Restate the entries below verbatim.

--- Begin ---

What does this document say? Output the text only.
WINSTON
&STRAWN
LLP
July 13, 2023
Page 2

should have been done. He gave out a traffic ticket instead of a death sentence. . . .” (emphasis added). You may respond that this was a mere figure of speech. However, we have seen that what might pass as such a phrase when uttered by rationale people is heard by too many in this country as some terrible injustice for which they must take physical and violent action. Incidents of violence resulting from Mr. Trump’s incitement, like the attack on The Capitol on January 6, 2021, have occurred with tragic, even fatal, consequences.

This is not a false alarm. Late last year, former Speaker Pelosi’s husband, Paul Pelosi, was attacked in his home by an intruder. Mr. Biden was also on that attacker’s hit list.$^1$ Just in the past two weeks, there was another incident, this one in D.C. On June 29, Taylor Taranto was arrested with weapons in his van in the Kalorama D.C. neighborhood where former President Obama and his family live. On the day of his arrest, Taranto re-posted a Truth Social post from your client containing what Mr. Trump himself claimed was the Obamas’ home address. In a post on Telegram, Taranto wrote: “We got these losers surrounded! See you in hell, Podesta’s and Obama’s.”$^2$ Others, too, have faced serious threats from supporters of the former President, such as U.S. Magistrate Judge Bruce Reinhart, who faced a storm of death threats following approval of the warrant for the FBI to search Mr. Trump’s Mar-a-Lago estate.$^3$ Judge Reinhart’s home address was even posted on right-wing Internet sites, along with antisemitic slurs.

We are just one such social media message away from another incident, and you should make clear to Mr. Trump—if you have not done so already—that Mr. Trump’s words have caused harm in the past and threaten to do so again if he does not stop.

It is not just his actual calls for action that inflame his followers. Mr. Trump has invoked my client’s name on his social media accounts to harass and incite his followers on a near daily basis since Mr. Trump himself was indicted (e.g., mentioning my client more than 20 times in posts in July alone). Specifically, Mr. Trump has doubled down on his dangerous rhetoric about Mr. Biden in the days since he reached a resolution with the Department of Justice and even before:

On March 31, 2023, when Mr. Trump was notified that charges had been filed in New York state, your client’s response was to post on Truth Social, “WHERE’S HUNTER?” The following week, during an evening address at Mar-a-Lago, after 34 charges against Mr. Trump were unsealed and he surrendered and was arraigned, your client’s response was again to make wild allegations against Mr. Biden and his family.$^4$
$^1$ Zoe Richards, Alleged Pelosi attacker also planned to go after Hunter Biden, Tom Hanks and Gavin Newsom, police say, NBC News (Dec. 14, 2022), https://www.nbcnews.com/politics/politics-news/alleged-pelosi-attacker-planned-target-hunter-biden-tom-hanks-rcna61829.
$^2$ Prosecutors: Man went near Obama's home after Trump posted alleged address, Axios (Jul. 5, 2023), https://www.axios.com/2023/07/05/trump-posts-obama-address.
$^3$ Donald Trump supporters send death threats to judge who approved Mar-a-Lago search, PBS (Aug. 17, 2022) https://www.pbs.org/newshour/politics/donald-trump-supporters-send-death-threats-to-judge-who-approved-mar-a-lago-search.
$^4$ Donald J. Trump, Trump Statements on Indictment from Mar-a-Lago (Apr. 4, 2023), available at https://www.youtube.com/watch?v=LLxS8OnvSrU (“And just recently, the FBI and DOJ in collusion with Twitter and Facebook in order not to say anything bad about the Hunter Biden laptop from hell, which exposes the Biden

--- End ---

Exercise output —
What does this document say? Output the text only.
WINSTON
&STRAWN
LLP
July 13, 2023
Page 2

should have been done. He gave out a traffic ticket instead of a death sentence. . . .” (emphasis added). You may respond that this was a mere figure of speech. However, we have seen that what might pass as such a phrase when uttered by rationale people is heard by too many in this country as some terrible injustice for which they must take physical and violent action. Incidents of violence resulting from Mr. Trump’s incitement, like the attack on The Capitol on January 6, 2021, have occurred with tragic, even fatal, consequences.

This is not a false alarm. Late last year, former Speaker Pelosi’s husband, Paul Pelosi, was attacked in his home by an intruder. Mr. Biden was also on that attacker’s hit list.$^1$ Just in the past two weeks, there was another incident, this one in D.C. On June 29, Taylor Taranto was arrested with weapons in his van in the Kalorama D.C. neighborhood where former President Obama and his family live. On the day of his arrest, Taranto re-posted a Truth Social post from your client containing what Mr. Trump himself claimed was the Obamas’ home address. In a post on Telegram, Taranto wrote: “We got these losers surrounded! See you in hell, Podesta’s and Obama’s.”$^2$ Others, too, have faced serious threats from supporters of the former President, such as U.S. Magistrate Judge Bruce Reinhart, who faced a storm of death threats following approval of the warrant for the FBI to search Mr. Trump’s Mar-a-Lago estate.$^3$ Judge Reinhart’s home address was even posted on right-wing Internet sites, along with antisemitic slurs.

We are just one such social media message away from another incident, and you should make clear to Mr. Trump—if you have not done so already—that Mr. Trump’s words have caused harm in the past and threaten to do so again if he does not stop.

It is not just his actual calls for action that inflame his followers. Mr. Trump has invoked my client’s name on his social media accounts to harass and incite his followers on a near daily basis since Mr. Trump himself was indicted (e.g., mentioning my client more than 20 times in posts in July alone). Specifically, Mr. Trump has doubled down on his dangerous rhetoric about Mr. Biden in the days since he reached a resolution with the Department of Justice and even before:

On March 31, 2023, when Mr. Trump was notified that charges had been filed in New York state, your client’s response was to post on Truth Social, “WHERE’S HUNTER?” The following week, during an evening address at Mar-a-Lago, after 34 charges against Mr. Trump were unsealed and he surrendered and was arraigned, your client’s response was again to make wild allegations against Mr. Biden and his family.$^4$
$^1$ Zoe Richards, Alleged Pelosi attacker also planned to go after Hunter Biden, Tom Hanks and Gavin Newsom, police say, NBC News (Dec. 14, 2022), https://www.nbcnews.com/politics/politics-news/alleged-pelosi-attacker-planned-target-hunter-biden-tom-hanks-rcna61829.
$^2$ Prosecutors: Man went near Obama's home after Trump posted alleged address, Axios (Jul. 5, 2023), https://www.axios.com/2023/07/05/trump-posts-obama-address.
$^3$ Donald Trump supporters send death threats to judge who approved Mar-a-Lago search, PBS (Aug. 17, 2022) https://www.pbs.org/newshour/politics/donald-trump-supporters-send-death-threats-to-judge-who-approved-mar-a-lago-search.
$^4$ Donald J. Trump, Trump Statements on Indictment from Mar-a-Lago (Apr. 4, 2023), available at https://www.youtube.com/watch?v=LLxS8OnvSrU (“And just recently, the FBI and DOJ in collusion with Twitter and Facebook in order not to say anything bad about the Hunter Biden laptop from hell, which exposes the Biden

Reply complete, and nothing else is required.